Records excerpted from a collection:

________________________

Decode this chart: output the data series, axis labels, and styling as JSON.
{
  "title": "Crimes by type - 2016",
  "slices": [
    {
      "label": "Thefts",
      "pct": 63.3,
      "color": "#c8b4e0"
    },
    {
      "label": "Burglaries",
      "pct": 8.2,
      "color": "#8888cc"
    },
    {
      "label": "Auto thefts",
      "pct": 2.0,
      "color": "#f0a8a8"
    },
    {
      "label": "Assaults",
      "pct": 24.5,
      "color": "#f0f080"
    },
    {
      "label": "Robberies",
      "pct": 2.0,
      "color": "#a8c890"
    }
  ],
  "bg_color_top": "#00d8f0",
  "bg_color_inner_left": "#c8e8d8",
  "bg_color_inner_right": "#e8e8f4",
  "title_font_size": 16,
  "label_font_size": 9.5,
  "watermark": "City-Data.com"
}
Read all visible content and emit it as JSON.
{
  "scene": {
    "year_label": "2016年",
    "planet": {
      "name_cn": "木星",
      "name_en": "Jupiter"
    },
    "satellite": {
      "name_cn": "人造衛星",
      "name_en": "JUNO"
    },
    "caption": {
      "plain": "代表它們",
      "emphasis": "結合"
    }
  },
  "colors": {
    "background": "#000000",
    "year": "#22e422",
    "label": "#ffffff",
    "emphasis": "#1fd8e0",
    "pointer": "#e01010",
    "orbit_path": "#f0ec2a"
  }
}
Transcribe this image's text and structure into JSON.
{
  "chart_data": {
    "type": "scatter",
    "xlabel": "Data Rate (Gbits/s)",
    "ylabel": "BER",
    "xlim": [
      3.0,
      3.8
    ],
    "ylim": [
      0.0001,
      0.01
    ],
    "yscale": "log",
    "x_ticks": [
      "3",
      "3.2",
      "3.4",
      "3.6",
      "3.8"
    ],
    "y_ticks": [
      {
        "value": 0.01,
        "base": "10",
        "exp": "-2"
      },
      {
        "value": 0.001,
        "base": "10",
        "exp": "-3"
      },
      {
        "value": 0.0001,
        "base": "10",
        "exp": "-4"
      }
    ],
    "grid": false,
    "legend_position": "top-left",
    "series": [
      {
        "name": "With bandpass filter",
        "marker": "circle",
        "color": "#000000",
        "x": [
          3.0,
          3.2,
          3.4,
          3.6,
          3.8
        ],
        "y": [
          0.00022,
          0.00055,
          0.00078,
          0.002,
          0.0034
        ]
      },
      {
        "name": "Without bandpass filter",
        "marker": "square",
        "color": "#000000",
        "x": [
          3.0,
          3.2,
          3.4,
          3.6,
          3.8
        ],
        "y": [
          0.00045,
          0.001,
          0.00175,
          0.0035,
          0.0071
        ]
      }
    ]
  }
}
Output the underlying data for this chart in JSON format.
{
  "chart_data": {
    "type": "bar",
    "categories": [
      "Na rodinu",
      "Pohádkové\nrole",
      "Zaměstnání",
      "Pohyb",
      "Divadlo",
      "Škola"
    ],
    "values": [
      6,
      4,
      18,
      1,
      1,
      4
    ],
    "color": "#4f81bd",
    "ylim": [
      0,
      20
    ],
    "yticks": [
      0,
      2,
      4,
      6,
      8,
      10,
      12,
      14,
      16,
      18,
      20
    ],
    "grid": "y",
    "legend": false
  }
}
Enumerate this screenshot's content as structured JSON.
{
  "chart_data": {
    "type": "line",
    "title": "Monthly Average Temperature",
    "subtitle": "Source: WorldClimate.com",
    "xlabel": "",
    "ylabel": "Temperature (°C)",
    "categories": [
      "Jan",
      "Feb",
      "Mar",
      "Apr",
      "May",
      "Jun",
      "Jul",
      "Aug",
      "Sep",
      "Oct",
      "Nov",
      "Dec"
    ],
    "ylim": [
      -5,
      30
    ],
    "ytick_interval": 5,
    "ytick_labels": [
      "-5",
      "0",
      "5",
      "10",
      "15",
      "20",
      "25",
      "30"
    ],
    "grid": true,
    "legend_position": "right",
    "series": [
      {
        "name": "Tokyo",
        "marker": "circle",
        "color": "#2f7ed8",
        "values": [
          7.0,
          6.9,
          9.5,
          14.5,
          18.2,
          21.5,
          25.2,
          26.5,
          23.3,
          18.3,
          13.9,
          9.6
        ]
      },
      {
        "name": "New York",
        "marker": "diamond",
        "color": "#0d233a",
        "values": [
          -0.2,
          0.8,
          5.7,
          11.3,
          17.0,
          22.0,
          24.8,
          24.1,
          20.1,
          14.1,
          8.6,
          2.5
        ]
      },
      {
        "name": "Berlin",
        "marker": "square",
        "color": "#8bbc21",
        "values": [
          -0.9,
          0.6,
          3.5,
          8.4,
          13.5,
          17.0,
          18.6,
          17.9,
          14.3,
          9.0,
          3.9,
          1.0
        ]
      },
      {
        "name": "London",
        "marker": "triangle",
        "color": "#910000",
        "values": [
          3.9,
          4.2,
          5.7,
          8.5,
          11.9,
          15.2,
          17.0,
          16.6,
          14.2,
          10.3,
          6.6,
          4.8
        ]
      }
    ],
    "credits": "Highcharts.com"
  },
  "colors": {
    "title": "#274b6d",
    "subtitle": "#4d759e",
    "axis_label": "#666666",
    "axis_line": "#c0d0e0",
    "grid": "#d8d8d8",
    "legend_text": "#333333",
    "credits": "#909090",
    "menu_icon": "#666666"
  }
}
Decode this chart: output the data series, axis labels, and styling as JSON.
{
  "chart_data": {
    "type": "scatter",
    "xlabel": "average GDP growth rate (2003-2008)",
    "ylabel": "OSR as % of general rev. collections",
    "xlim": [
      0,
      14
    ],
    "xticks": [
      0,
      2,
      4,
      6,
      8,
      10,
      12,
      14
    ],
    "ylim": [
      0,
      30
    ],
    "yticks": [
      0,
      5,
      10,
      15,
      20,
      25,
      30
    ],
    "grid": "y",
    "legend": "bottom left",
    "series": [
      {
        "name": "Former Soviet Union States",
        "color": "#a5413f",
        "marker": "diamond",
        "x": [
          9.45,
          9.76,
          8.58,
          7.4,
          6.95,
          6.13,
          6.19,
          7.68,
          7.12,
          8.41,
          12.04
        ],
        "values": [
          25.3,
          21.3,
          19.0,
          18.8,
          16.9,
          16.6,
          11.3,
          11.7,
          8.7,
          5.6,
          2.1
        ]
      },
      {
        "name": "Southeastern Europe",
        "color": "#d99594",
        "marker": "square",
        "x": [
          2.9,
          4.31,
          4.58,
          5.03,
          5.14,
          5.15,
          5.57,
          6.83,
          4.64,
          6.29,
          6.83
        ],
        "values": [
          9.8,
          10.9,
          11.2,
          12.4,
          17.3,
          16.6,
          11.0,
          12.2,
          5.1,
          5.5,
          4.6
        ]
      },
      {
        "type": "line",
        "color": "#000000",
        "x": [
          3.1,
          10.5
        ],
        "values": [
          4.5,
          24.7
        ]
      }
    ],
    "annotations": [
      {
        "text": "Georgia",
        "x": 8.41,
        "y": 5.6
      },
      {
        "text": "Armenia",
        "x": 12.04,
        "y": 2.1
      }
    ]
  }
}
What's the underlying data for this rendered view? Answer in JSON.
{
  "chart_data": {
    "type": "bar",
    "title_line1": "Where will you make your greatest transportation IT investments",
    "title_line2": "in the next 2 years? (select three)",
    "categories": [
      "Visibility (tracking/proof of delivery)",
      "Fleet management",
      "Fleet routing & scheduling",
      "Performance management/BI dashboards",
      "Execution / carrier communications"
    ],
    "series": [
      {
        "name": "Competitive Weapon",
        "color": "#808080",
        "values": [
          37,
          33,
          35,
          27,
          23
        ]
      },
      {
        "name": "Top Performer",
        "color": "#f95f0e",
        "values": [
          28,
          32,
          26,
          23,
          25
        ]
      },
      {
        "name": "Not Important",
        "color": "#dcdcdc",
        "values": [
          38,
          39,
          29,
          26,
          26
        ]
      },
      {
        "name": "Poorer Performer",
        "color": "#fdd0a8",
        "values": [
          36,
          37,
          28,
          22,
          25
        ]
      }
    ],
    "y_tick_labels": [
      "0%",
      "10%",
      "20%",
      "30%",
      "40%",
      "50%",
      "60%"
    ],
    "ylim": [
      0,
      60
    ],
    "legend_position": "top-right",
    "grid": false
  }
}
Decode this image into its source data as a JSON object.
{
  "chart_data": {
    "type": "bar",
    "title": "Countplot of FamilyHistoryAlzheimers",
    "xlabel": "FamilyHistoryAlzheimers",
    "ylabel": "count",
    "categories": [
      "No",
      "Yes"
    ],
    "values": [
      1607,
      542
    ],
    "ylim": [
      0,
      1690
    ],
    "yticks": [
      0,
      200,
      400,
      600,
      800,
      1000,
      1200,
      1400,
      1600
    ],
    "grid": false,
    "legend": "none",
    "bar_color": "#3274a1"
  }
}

________________________

Work instructions:
Make an exact copy of every line from the one with "Decode this image" to the end of the data, with the first and last of those lines included.

The answer:
Decode this image into its source data as a JSON object.
{
  "chart_data": {
    "type": "bar",
    "title": "Countplot of FamilyHistoryAlzheimers",
    "xlabel": "FamilyHistoryAlzheimers",
    "ylabel": "count",
    "categories": [
      "No",
      "Yes"
    ],
    "values": [
      1607,
      542
    ],
    "ylim": [
      0,
      1690
    ],
    "yticks": [
      0,
      200,
      400,
      600,
      800,
      1000,
      1200,
      1400,
      1600
    ],
    "grid": false,
    "legend": "none",
    "bar_color": "#3274a1"
  }
}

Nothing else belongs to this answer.